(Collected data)
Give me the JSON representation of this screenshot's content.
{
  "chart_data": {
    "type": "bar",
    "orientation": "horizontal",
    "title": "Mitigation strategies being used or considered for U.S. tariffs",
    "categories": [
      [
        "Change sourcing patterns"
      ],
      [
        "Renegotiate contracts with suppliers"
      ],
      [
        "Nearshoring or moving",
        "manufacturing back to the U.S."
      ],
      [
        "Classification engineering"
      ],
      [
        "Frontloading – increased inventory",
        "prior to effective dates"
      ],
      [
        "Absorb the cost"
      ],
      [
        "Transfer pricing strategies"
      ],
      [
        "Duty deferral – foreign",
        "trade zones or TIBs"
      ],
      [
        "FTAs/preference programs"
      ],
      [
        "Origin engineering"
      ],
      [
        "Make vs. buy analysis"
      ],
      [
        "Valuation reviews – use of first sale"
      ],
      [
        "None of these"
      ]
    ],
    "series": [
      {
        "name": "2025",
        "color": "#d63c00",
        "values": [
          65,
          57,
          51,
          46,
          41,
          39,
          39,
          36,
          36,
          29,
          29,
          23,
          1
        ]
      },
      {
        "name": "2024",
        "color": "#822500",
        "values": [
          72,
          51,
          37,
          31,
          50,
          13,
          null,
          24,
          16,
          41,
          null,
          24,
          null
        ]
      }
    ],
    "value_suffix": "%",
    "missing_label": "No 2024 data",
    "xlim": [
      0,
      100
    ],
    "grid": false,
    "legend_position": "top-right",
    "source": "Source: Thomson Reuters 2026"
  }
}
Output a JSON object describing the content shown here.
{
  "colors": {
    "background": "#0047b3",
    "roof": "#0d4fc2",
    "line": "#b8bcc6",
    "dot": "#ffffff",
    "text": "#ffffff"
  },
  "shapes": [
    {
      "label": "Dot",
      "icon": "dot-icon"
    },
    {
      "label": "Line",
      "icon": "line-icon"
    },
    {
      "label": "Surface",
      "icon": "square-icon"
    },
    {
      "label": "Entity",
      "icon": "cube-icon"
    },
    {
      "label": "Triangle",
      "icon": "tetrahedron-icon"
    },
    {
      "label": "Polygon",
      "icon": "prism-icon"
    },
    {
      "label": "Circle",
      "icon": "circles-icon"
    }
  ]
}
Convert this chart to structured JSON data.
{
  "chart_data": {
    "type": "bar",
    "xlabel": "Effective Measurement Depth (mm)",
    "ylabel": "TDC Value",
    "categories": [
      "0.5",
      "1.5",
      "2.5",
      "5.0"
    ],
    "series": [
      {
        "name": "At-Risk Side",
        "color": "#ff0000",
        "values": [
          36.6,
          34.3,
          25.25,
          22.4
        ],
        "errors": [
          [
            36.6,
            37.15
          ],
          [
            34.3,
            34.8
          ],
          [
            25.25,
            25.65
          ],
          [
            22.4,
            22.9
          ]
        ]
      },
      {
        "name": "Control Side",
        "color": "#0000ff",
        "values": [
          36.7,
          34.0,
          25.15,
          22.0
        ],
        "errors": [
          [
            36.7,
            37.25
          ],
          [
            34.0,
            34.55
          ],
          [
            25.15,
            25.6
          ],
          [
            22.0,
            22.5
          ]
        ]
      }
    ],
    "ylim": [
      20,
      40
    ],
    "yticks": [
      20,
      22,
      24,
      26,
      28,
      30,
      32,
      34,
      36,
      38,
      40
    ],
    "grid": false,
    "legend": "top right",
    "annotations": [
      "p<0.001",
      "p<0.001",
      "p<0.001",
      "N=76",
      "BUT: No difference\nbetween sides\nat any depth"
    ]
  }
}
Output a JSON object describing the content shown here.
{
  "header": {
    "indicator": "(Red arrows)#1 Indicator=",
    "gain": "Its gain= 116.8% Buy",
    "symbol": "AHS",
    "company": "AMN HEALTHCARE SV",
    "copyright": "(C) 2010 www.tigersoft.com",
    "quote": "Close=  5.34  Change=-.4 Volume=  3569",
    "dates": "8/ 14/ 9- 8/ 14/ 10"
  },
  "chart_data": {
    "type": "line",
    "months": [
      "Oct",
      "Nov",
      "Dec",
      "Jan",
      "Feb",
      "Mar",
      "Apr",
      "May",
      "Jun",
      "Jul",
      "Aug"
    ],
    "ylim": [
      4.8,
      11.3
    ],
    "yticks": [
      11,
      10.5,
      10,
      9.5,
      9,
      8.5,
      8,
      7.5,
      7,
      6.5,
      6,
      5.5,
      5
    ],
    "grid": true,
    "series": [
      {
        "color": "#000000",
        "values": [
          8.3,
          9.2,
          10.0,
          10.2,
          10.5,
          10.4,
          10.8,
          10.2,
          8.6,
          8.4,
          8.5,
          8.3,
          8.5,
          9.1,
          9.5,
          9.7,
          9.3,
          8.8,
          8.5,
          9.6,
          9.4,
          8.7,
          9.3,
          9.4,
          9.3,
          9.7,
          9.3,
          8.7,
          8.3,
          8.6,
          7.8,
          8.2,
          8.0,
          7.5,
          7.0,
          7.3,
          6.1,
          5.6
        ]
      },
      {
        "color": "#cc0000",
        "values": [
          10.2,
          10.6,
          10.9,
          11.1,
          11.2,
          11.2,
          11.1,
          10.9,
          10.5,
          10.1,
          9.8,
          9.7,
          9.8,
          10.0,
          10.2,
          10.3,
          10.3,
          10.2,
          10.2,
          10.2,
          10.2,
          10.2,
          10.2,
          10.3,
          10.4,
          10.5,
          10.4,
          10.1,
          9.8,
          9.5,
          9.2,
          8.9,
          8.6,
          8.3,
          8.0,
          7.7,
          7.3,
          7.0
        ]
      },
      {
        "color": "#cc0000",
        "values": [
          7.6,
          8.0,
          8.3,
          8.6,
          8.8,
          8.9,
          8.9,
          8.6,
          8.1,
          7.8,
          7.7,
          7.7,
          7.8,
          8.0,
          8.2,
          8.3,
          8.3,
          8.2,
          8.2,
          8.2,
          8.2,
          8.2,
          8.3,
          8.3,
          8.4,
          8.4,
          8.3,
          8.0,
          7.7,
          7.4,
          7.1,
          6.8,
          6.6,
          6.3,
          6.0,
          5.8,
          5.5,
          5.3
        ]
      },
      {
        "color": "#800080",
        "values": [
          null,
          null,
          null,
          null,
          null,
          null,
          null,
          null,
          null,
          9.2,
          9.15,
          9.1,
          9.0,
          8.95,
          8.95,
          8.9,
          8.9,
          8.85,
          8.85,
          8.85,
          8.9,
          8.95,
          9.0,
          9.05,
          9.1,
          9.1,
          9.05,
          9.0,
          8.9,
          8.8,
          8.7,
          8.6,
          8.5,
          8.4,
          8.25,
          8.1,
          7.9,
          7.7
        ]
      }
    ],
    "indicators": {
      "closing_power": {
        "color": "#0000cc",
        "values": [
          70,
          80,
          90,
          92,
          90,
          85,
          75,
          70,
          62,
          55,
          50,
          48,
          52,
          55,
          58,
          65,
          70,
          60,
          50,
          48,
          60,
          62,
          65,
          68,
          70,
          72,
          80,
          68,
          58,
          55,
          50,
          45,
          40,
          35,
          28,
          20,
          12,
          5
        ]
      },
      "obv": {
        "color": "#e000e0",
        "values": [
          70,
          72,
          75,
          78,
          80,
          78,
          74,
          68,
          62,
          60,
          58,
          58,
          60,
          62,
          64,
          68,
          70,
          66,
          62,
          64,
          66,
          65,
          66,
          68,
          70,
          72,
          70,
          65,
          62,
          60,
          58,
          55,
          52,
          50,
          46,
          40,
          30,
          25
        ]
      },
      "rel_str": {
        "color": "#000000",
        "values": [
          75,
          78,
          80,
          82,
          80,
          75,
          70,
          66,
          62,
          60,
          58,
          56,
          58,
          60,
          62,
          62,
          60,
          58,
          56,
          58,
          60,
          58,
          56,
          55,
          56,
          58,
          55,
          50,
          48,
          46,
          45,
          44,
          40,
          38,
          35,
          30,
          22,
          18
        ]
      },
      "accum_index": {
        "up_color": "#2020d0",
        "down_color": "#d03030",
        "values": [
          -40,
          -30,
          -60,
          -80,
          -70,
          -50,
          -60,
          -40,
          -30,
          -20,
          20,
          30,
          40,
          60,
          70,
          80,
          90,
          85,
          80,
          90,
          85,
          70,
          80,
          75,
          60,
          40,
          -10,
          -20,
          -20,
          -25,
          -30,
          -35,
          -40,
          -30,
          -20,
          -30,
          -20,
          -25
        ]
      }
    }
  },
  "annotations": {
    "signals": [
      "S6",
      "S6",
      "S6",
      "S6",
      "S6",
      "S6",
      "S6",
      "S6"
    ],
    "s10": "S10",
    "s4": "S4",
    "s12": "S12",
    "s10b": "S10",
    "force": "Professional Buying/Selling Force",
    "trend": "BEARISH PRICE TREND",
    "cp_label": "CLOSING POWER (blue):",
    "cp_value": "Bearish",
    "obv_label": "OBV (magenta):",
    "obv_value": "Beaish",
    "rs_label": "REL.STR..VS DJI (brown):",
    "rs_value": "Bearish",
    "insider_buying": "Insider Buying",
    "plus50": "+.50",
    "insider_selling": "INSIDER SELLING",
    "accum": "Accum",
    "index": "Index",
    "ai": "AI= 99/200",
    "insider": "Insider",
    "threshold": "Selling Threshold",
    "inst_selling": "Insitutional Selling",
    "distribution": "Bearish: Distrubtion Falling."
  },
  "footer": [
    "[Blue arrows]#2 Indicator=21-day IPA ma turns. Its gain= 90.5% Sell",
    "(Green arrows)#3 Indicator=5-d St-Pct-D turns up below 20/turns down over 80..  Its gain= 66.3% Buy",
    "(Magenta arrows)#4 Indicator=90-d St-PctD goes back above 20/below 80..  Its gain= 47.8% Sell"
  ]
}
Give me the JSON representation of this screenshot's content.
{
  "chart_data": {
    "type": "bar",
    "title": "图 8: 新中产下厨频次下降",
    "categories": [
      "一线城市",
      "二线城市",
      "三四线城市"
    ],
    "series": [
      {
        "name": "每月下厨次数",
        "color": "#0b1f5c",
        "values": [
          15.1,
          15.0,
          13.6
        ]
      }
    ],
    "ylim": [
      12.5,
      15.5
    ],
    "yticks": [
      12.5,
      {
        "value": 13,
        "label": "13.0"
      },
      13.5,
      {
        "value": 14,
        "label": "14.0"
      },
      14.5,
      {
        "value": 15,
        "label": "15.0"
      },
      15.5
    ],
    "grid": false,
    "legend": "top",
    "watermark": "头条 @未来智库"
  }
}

* [THE EXERCISE]
Select every line in the material above where the string "icon" occurs, and copy it.

* [RESULT OF THE EXERCISE]
      "icon": "dot-icon"
      "icon": "line-icon"
      "icon": "square-icon"
      "icon": "cube-icon"
      "icon": "tetrahedron-icon"
      "icon": "prism-icon"
      "icon": "circles-icon"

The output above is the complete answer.